* begin *

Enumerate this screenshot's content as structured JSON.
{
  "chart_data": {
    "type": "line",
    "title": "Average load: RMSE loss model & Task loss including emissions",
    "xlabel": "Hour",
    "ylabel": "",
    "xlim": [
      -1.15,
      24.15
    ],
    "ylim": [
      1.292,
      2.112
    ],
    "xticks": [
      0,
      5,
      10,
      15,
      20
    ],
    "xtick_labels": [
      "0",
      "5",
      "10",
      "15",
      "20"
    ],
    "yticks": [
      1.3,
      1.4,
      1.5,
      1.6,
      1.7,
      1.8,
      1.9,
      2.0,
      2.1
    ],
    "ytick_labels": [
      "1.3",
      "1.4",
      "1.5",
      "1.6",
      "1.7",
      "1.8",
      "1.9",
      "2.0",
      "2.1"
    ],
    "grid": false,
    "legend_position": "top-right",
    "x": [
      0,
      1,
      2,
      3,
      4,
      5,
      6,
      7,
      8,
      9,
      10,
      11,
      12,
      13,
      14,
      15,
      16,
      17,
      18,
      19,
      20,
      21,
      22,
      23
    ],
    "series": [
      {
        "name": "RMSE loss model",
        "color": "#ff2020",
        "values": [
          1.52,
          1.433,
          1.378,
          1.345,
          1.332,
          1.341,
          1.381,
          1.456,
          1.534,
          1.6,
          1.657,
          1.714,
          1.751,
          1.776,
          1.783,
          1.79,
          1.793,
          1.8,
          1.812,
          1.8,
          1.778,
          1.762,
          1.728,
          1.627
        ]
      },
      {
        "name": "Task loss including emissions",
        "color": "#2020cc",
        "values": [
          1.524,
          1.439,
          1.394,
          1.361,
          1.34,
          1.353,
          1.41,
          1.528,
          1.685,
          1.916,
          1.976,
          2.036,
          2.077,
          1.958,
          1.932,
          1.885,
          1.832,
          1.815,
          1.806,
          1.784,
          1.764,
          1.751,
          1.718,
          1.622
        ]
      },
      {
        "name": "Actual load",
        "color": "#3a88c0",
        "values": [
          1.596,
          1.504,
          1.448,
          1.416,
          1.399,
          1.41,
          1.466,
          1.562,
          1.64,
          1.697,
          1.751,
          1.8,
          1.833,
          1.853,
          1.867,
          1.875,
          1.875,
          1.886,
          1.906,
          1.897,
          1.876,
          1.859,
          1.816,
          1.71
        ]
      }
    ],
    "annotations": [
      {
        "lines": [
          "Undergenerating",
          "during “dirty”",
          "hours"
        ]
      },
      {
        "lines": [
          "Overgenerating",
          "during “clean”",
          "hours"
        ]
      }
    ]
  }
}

* end *

Do this:
Copy out every line of the data that includes the word "name".

The completed task:
        "name": "RMSE loss model",
        "name": "Task loss including emissions",
        "name": "Actual load",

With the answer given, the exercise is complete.